=== To be done ===
Pull every line containing "School" from the entries.

start Source data

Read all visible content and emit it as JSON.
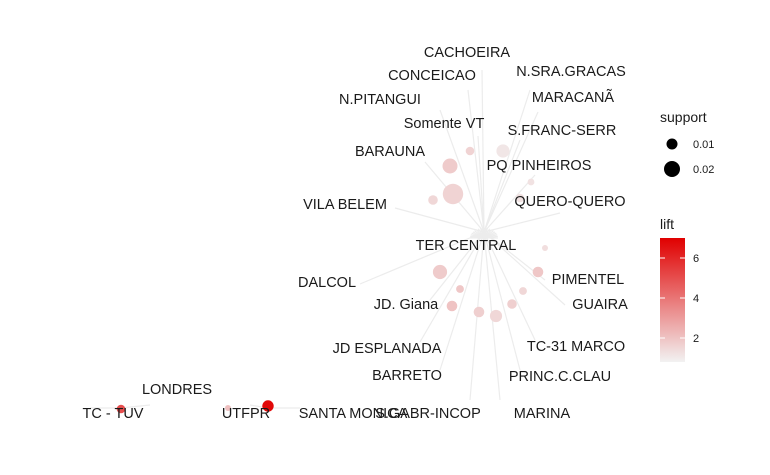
{
  "graph": {
    "nodes": [
      {
        "id": "cachoeira",
        "label": "CACHOEIRA"
      },
      {
        "id": "conceicao",
        "label": "CONCEICAO"
      },
      {
        "id": "n-sra-gracas",
        "label": "N.SRA.GRACAS"
      },
      {
        "id": "n-pitangui",
        "label": "N.PITANGUI"
      },
      {
        "id": "maracana",
        "label": "MARACANÃ"
      },
      {
        "id": "somente-vt",
        "label": "Somente VT"
      },
      {
        "id": "s-franc-serr",
        "label": "S.FRANC-SERR"
      },
      {
        "id": "barauna",
        "label": "BARAUNA"
      },
      {
        "id": "pq-pinheiros",
        "label": "PQ PINHEIROS"
      },
      {
        "id": "vila-belem",
        "label": "VILA BELEM"
      },
      {
        "id": "quero-quero",
        "label": "QUERO-QUERO"
      },
      {
        "id": "ter-central",
        "label": "TER CENTRAL"
      },
      {
        "id": "dalcol",
        "label": "DALCOL"
      },
      {
        "id": "pimentel",
        "label": "PIMENTEL"
      },
      {
        "id": "jd-giana",
        "label": "JD. Giana"
      },
      {
        "id": "guaira",
        "label": "GUAIRA"
      },
      {
        "id": "jd-esplanada",
        "label": "JD ESPLANADA"
      },
      {
        "id": "tc-31-marco",
        "label": "TC-31 MARCO"
      },
      {
        "id": "barreto",
        "label": "BARRETO"
      },
      {
        "id": "princ-c-clau",
        "label": "PRINC.C.CLAU"
      },
      {
        "id": "londres",
        "label": "LONDRES"
      },
      {
        "id": "tc-tuv",
        "label": "TC - TUV"
      },
      {
        "id": "utfpr",
        "label": "UTFPR"
      },
      {
        "id": "santa-monica",
        "label": "SANTA MONICA"
      },
      {
        "id": "s-gabr-incop",
        "label": "S.GABR-INCOP"
      },
      {
        "id": "marina",
        "label": "MARINA"
      }
    ],
    "rules": [
      {
        "id": "r1",
        "support": 0.01,
        "lift": 1.3
      },
      {
        "id": "r2",
        "support": 0.011,
        "lift": 1.6
      },
      {
        "id": "r3",
        "support": 0.016,
        "lift": 1.1
      },
      {
        "id": "r4",
        "support": 0.012,
        "lift": 1.5
      },
      {
        "id": "r5",
        "support": 0.018,
        "lift": 1.8
      },
      {
        "id": "r6",
        "support": 0.024,
        "lift": 1.6
      },
      {
        "id": "r7",
        "support": 0.009,
        "lift": 1.2
      },
      {
        "id": "r8",
        "support": 0.011,
        "lift": 1.2
      },
      {
        "id": "r9",
        "support": 0.008,
        "lift": 1.3
      },
      {
        "id": "r10",
        "support": 0.013,
        "lift": 1.9
      },
      {
        "id": "r11",
        "support": 0.017,
        "lift": 1.8
      },
      {
        "id": "r12",
        "support": 0.01,
        "lift": 1.9
      },
      {
        "id": "r13",
        "support": 0.01,
        "lift": 1.5
      },
      {
        "id": "r14",
        "support": 0.012,
        "lift": 1.7
      },
      {
        "id": "r15",
        "support": 0.013,
        "lift": 2.0
      },
      {
        "id": "r16",
        "support": 0.015,
        "lift": 1.5
      },
      {
        "id": "r17",
        "support": 0.013,
        "lift": 1.7
      },
      {
        "id": "r18",
        "support": 0.008,
        "lift": 2.1
      },
      {
        "id": "r19",
        "support": 0.011,
        "lift": 5.0
      },
      {
        "id": "r20",
        "support": 0.014,
        "lift": 6.8
      }
    ]
  },
  "legend": {
    "support_title": "support",
    "support_items": [
      {
        "label": "0.01",
        "value": 0.01
      },
      {
        "label": "0.02",
        "value": 0.02
      }
    ],
    "lift_title": "lift",
    "lift_ticks": [
      {
        "label": "6",
        "value": 6
      },
      {
        "label": "4",
        "value": 4
      },
      {
        "label": "2",
        "value": 2
      }
    ],
    "lift_range": [
      0.8,
      7
    ],
    "color_low": "#f2f2f2",
    "color_high": "#e00000"
  }
}
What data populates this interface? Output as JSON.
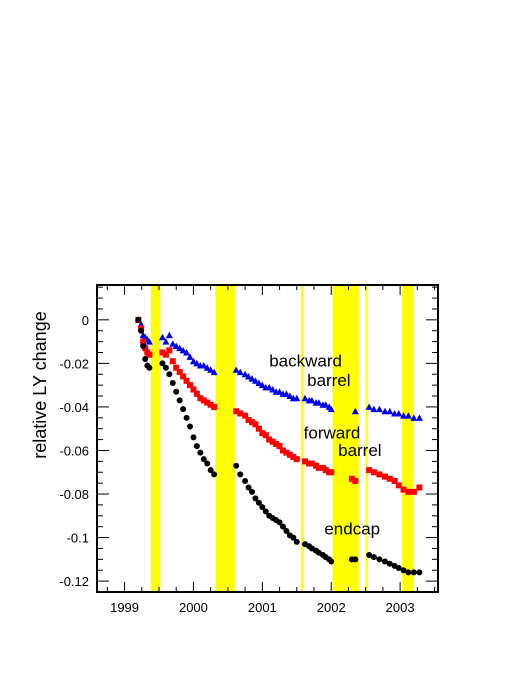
{
  "chart_data": {
    "type": "scatter",
    "title": "",
    "xlabel": "",
    "ylabel": "relative LY change",
    "xlim": [
      1998.6,
      2003.55
    ],
    "ylim": [
      -0.125,
      0.016
    ],
    "x_ticks": [
      1999,
      2000,
      2001,
      2002,
      2003
    ],
    "x_tick_labels": [
      "1999",
      "2000",
      "2001",
      "2002",
      "2003"
    ],
    "y_ticks": [
      0,
      -0.02,
      -0.04,
      -0.06,
      -0.08,
      -0.1,
      -0.12
    ],
    "y_tick_labels": [
      "0",
      "-0.02",
      "-0.04",
      "-0.06",
      "-0.08",
      "-0.1",
      "-0.12"
    ],
    "grid": false,
    "legend": "none",
    "highlight_color": "#ffff00",
    "highlight_bands": [
      [
        1999.38,
        1999.52
      ],
      [
        2000.32,
        2000.6
      ],
      [
        2001.56,
        2001.6
      ],
      [
        2002.02,
        2002.4
      ],
      [
        2002.5,
        2002.52
      ],
      [
        2003.03,
        2003.2
      ]
    ],
    "series": [
      {
        "name": "backward barrel",
        "marker": "triangle",
        "color": "#0000ee",
        "label_lines": [
          "backward",
          "barrel"
        ],
        "x": [
          1999.2,
          1999.24,
          1999.27,
          1999.3,
          1999.33,
          1999.36,
          1999.55,
          1999.6,
          1999.65,
          1999.7,
          1999.75,
          1999.8,
          1999.85,
          1999.9,
          1999.95,
          2000.0,
          2000.05,
          2000.1,
          2000.15,
          2000.2,
          2000.25,
          2000.3,
          2000.62,
          2000.68,
          2000.75,
          2000.8,
          2000.85,
          2000.9,
          2000.95,
          2001.0,
          2001.05,
          2001.1,
          2001.15,
          2001.2,
          2001.25,
          2001.3,
          2001.35,
          2001.4,
          2001.45,
          2001.5,
          2001.62,
          2001.68,
          2001.72,
          2001.78,
          2001.82,
          2001.88,
          2001.92,
          2001.97,
          2002.0,
          2002.35,
          2002.55,
          2002.62,
          2002.7,
          2002.78,
          2002.85,
          2002.92,
          2002.98,
          2003.05,
          2003.12,
          2003.2,
          2003.28
        ],
        "y": [
          0.0,
          -0.002,
          -0.007,
          -0.008,
          -0.009,
          -0.01,
          -0.008,
          -0.01,
          -0.007,
          -0.011,
          -0.012,
          -0.013,
          -0.014,
          -0.015,
          -0.017,
          -0.019,
          -0.02,
          -0.021,
          -0.021,
          -0.022,
          -0.023,
          -0.024,
          -0.023,
          -0.024,
          -0.025,
          -0.026,
          -0.027,
          -0.028,
          -0.029,
          -0.03,
          -0.031,
          -0.031,
          -0.032,
          -0.033,
          -0.033,
          -0.034,
          -0.034,
          -0.035,
          -0.036,
          -0.036,
          -0.036,
          -0.037,
          -0.037,
          -0.038,
          -0.038,
          -0.039,
          -0.039,
          -0.04,
          -0.041,
          -0.042,
          -0.04,
          -0.041,
          -0.041,
          -0.042,
          -0.042,
          -0.043,
          -0.043,
          -0.044,
          -0.044,
          -0.045,
          -0.045
        ]
      },
      {
        "name": "forward barrel",
        "marker": "square",
        "color": "#ff0000",
        "label_lines": [
          "forward",
          "barrel"
        ],
        "x": [
          1999.2,
          1999.24,
          1999.27,
          1999.3,
          1999.33,
          1999.36,
          1999.55,
          1999.6,
          1999.65,
          1999.7,
          1999.75,
          1999.8,
          1999.85,
          1999.9,
          1999.95,
          2000.0,
          2000.05,
          2000.1,
          2000.15,
          2000.2,
          2000.25,
          2000.3,
          2000.62,
          2000.68,
          2000.75,
          2000.8,
          2000.85,
          2000.9,
          2000.95,
          2001.0,
          2001.05,
          2001.1,
          2001.15,
          2001.2,
          2001.25,
          2001.3,
          2001.35,
          2001.4,
          2001.45,
          2001.5,
          2001.62,
          2001.68,
          2001.72,
          2001.78,
          2001.82,
          2001.88,
          2001.92,
          2001.97,
          2002.0,
          2002.3,
          2002.35,
          2002.55,
          2002.62,
          2002.7,
          2002.78,
          2002.85,
          2002.92,
          2002.98,
          2003.05,
          2003.12,
          2003.2,
          2003.28
        ],
        "y": [
          0.0,
          -0.004,
          -0.01,
          -0.013,
          -0.015,
          -0.016,
          -0.015,
          -0.016,
          -0.014,
          -0.019,
          -0.022,
          -0.024,
          -0.026,
          -0.028,
          -0.03,
          -0.032,
          -0.034,
          -0.036,
          -0.037,
          -0.038,
          -0.039,
          -0.04,
          -0.042,
          -0.043,
          -0.044,
          -0.046,
          -0.047,
          -0.048,
          -0.05,
          -0.052,
          -0.053,
          -0.055,
          -0.056,
          -0.057,
          -0.058,
          -0.06,
          -0.061,
          -0.062,
          -0.063,
          -0.064,
          -0.065,
          -0.066,
          -0.066,
          -0.067,
          -0.068,
          -0.068,
          -0.069,
          -0.07,
          -0.07,
          -0.073,
          -0.074,
          -0.069,
          -0.07,
          -0.071,
          -0.072,
          -0.073,
          -0.074,
          -0.076,
          -0.078,
          -0.079,
          -0.079,
          -0.077
        ]
      },
      {
        "name": "endcap",
        "marker": "circle",
        "color": "#000000",
        "label_lines": [
          "endcap"
        ],
        "x": [
          1999.2,
          1999.24,
          1999.27,
          1999.3,
          1999.33,
          1999.36,
          1999.55,
          1999.6,
          1999.65,
          1999.7,
          1999.75,
          1999.8,
          1999.85,
          1999.9,
          1999.95,
          2000.0,
          2000.05,
          2000.1,
          2000.15,
          2000.2,
          2000.25,
          2000.3,
          2000.62,
          2000.68,
          2000.75,
          2000.8,
          2000.85,
          2000.9,
          2000.95,
          2001.0,
          2001.05,
          2001.1,
          2001.15,
          2001.2,
          2001.25,
          2001.3,
          2001.35,
          2001.4,
          2001.45,
          2001.5,
          2001.62,
          2001.68,
          2001.72,
          2001.78,
          2001.82,
          2001.88,
          2001.92,
          2001.97,
          2002.0,
          2002.3,
          2002.35,
          2002.55,
          2002.62,
          2002.7,
          2002.78,
          2002.85,
          2002.92,
          2002.98,
          2003.05,
          2003.12,
          2003.2,
          2003.28
        ],
        "y": [
          0.0,
          -0.005,
          -0.012,
          -0.018,
          -0.021,
          -0.022,
          -0.02,
          -0.022,
          -0.025,
          -0.029,
          -0.033,
          -0.037,
          -0.041,
          -0.045,
          -0.049,
          -0.054,
          -0.058,
          -0.061,
          -0.064,
          -0.066,
          -0.069,
          -0.071,
          -0.067,
          -0.071,
          -0.074,
          -0.077,
          -0.079,
          -0.082,
          -0.084,
          -0.086,
          -0.088,
          -0.09,
          -0.091,
          -0.092,
          -0.093,
          -0.095,
          -0.097,
          -0.099,
          -0.1,
          -0.102,
          -0.103,
          -0.104,
          -0.105,
          -0.106,
          -0.107,
          -0.108,
          -0.109,
          -0.11,
          -0.111,
          -0.11,
          -0.11,
          -0.108,
          -0.109,
          -0.11,
          -0.111,
          -0.112,
          -0.113,
          -0.114,
          -0.115,
          -0.116,
          -0.116,
          -0.116
        ]
      }
    ]
  }
}
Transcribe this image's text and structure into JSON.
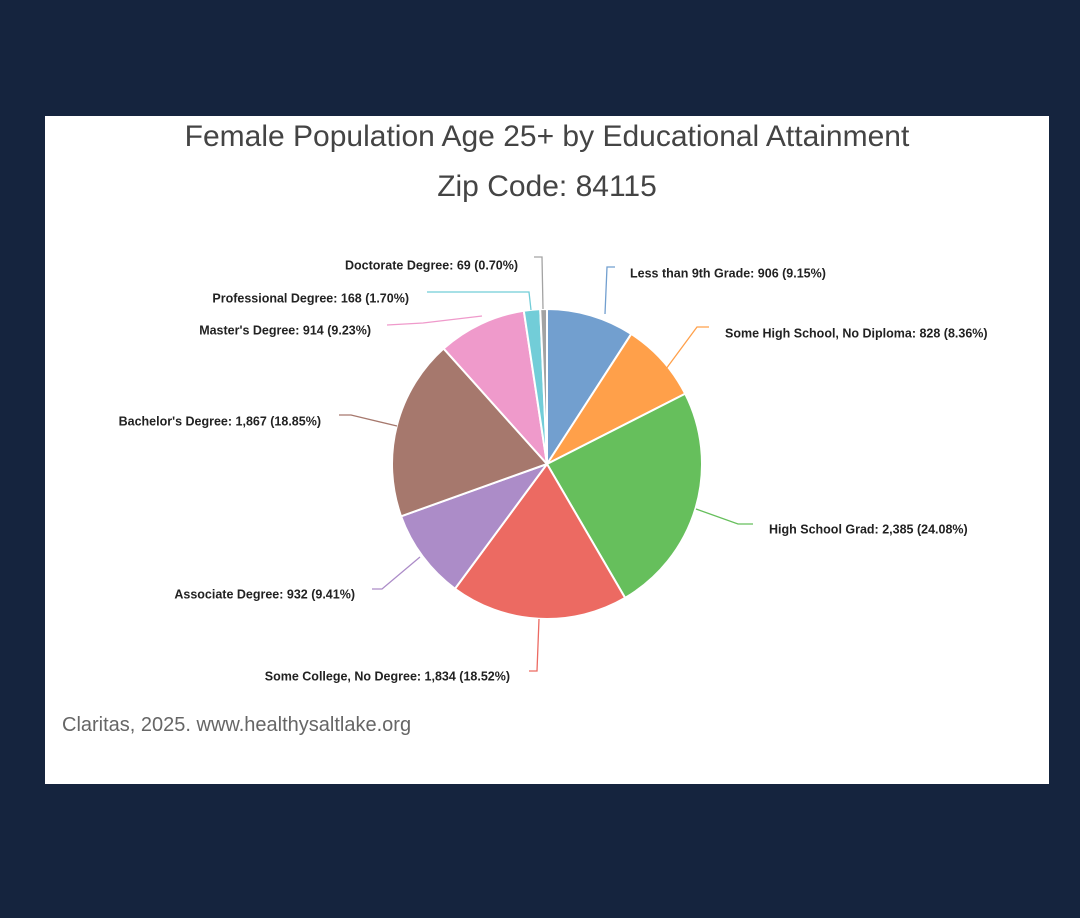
{
  "chart_data": {
    "type": "pie",
    "title": "Female Population Age 25+ by Educational Attainment",
    "subtitle": "Zip Code: 84115",
    "source": "Claritas, 2025. www.healthysaltlake.org",
    "slices": [
      {
        "category": "Less than 9th Grade",
        "value": 906,
        "percent": "9.15%",
        "label": "Less than 9th Grade: 906 (9.15%)",
        "color": "#729fcf"
      },
      {
        "category": "Some High School, No Diploma",
        "value": 828,
        "percent": "8.36%",
        "label": "Some High School, No Diploma: 828 (8.36%)",
        "color": "#ffa04a"
      },
      {
        "category": "High School Grad",
        "value": 2385,
        "percent": "24.08%",
        "label": "High School Grad: 2,385 (24.08%)",
        "color": "#66bf5c"
      },
      {
        "category": "Some College, No Degree",
        "value": 1834,
        "percent": "18.52%",
        "label": "Some College, No Degree: 1,834 (18.52%)",
        "color": "#ec6a62"
      },
      {
        "category": "Associate Degree",
        "value": 932,
        "percent": "9.41%",
        "label": "Associate Degree: 932 (9.41%)",
        "color": "#ac8cc8"
      },
      {
        "category": "Bachelor's Degree",
        "value": 1867,
        "percent": "18.85%",
        "label": "Bachelor's Degree: 1,867 (18.85%)",
        "color": "#a6786d"
      },
      {
        "category": "Master's Degree",
        "value": 914,
        "percent": "9.23%",
        "label": "Master's Degree: 914 (9.23%)",
        "color": "#ef9acb"
      },
      {
        "category": "Professional Degree",
        "value": 168,
        "percent": "1.70%",
        "label": "Professional Degree: 168 (1.70%)",
        "color": "#72cdd8"
      },
      {
        "category": "Doctorate Degree",
        "value": 69,
        "percent": "0.70%",
        "label": "Doctorate Degree: 69 (0.70%)",
        "color": "#a3a3a3"
      }
    ]
  }
}
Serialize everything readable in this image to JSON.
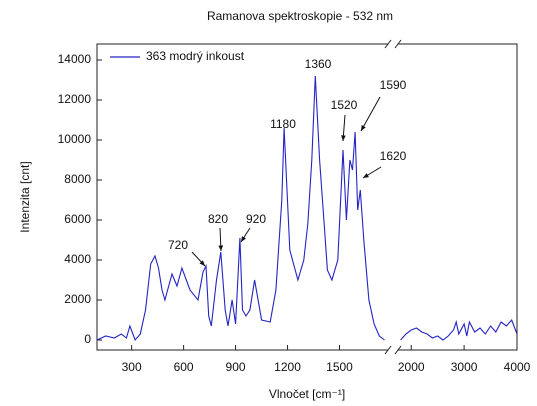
{
  "chart_data": {
    "type": "line",
    "title": "Ramanova spektroskopie - 532 nm",
    "x_label": "Vlnočet [cm⁻¹]",
    "y_label": "Intenzita [cnt]",
    "legend": "upper left",
    "x_segments": [
      {
        "xlim": [
          100,
          1780
        ],
        "xticks": [
          300,
          600,
          900,
          1200,
          1500
        ]
      },
      {
        "xlim": [
          1750,
          4000
        ],
        "xticks": [
          2000,
          3000,
          4000
        ]
      }
    ],
    "ylim": [
      -500,
      14800
    ],
    "yticks": [
      0,
      2000,
      4000,
      6000,
      8000,
      10000,
      12000,
      14000
    ],
    "annotations": [
      "720",
      "820",
      "920",
      "1180",
      "1360",
      "1520",
      "1590",
      "1620"
    ],
    "series": [
      {
        "name": "363 modrý inkoust",
        "color": "#2424c4",
        "x": [
          100,
          150,
          200,
          240,
          270,
          290,
          320,
          350,
          380,
          410,
          435,
          455,
          475,
          492,
          533,
          562,
          590,
          637,
          683,
          712,
          729,
          745,
          760,
          790,
          815,
          840,
          856,
          880,
          900,
          925,
          940,
          960,
          983,
          1010,
          1050,
          1100,
          1133,
          1167,
          1180,
          1213,
          1260,
          1294,
          1317,
          1340,
          1360,
          1385,
          1410,
          1430,
          1456,
          1490,
          1520,
          1540,
          1560,
          1575,
          1590,
          1605,
          1620,
          1640,
          1670,
          1700,
          1730,
          1760,
          1800,
          1900,
          2000,
          2100,
          2200,
          2300,
          2400,
          2500,
          2600,
          2700,
          2800,
          2850,
          2900,
          3000,
          3050,
          3100,
          3200,
          3300,
          3400,
          3500,
          3600,
          3700,
          3800,
          3900,
          4000
        ],
        "values": [
          0,
          200,
          100,
          300,
          100,
          700,
          0,
          300,
          1500,
          3800,
          4200,
          3600,
          2500,
          2000,
          3300,
          2700,
          3600,
          2500,
          2000,
          3400,
          3700,
          1200,
          700,
          3000,
          4400,
          1500,
          700,
          2000,
          800,
          5100,
          1500,
          1200,
          1500,
          3000,
          1000,
          900,
          2500,
          7000,
          10600,
          4500,
          3000,
          4000,
          5800,
          9000,
          13200,
          9000,
          6000,
          3500,
          3000,
          4000,
          9500,
          6000,
          9000,
          8500,
          10400,
          6500,
          7500,
          5000,
          2000,
          800,
          200,
          0,
          0,
          300,
          500,
          600,
          400,
          300,
          100,
          200,
          0,
          200,
          500,
          900,
          300,
          800,
          200,
          900,
          400,
          600,
          300,
          700,
          400,
          900,
          700,
          1000,
          300
        ]
      }
    ]
  }
}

end Source data

=== Solution ===
        "category": "Some High School, No Diploma",
        "label": "Some High School, No Diploma: 828 (8.36%)",
        "category": "High School Grad",
        "label": "High School Grad: 2,385 (24.08%)",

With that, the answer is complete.